[Data records]
——————

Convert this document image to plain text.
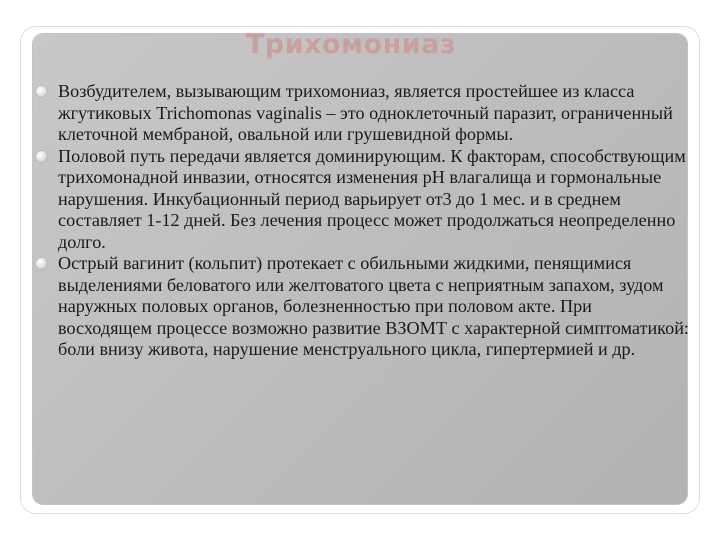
Трихомониаз
Возбудителем, вызывающим трихомониаз, является простейшее из класса жгутиковых Trichomonas vaginalis – это одноклеточный паразит, ограниченный клеточной мембраной, овальной или грушевидной формы.
Половой путь передачи является доминирующим. К факторам, способствующим трихомонадной инвазии, относятся изменения pH влагалища и гормональные нарушения. Инкубационный период варьирует от3 до 1 мес. и в среднем составляет 1-12 дней. Без лечения процесс может продолжаться неопределенно долго.
Острый вагинит (кольпит) протекает с обильными жидкими, пенящимися выделениями беловатого или желтоватого цвета с неприятным запахом, зудом наружных половых органов, болезненностью при половом акте. При восходящем процессе возможно развитие ВЗОМТ с характерной симптоматикой: боли внизу живота, нарушение менструального цикла, гипертермией и др.
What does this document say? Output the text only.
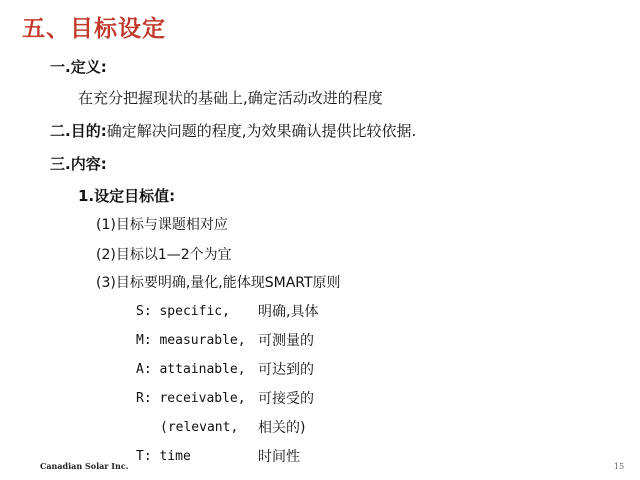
五、目标设定
一.定义:
在充分把握现状的基础上,确定活动改进的程度
二.目的:确定解决问题的程度,为效果确认提供比较依据.
三.内容:
1.设定目标值:
(1)目标与课题相对应
(2)目标以1—2个为宜
(3)目标要明确,量化,能体现SMART原则
S: specific, 明确,具体
M: measurable, 可测量的
A: attainable, 可达到的
R: receivable, 可接受的
(relevant, 相关的)
T: time	时间性
Canadian Solar Inc.	15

——————

=== TO BE DONE ===
Images in the records should not be copied. Repeat all the rest exactly.

=== COMPLETE OUTPUT ===
Convert this document image to plain text.
Трихомониаз
Возбудителем, вызывающим трихомониаз, является простейшее из класса жгутиковых Trichomonas vaginalis – это одноклеточный паразит, ограниченный клеточной мембраной, овальной или грушевидной формы.
Половой путь передачи является доминирующим. К факторам, способствующим трихомонадной инвазии, относятся изменения pH влагалища и гормональные нарушения. Инкубационный период варьирует от3 до 1 мес. и в среднем составляет 1-12 дней. Без лечения процесс может продолжаться неопределенно долго.
Острый вагинит (кольпит) протекает с обильными жидкими, пенящимися выделениями беловатого или желтоватого цвета с неприятным запахом, зудом наружных половых органов, болезненностью при половом акте. При восходящем процессе возможно развитие ВЗОМТ с характерной симптоматикой: боли внизу живота, нарушение менструального цикла, гипертермией и др.
What does this document say? Output the text only.
五、目标设定
一.定义:
在充分把握现状的基础上,确定活动改进的程度
二.目的:确定解决问题的程度,为效果确认提供比较依据.
三.内容:
1.设定目标值:
(1)目标与课题相对应
(2)目标以1—2个为宜
(3)目标要明确,量化,能体现SMART原则
S: specific, 明确,具体
M: measurable, 可测量的
A: attainable, 可达到的
R: receivable, 可接受的
(relevant, 相关的)
T: time	时间性
Canadian Solar Inc.	15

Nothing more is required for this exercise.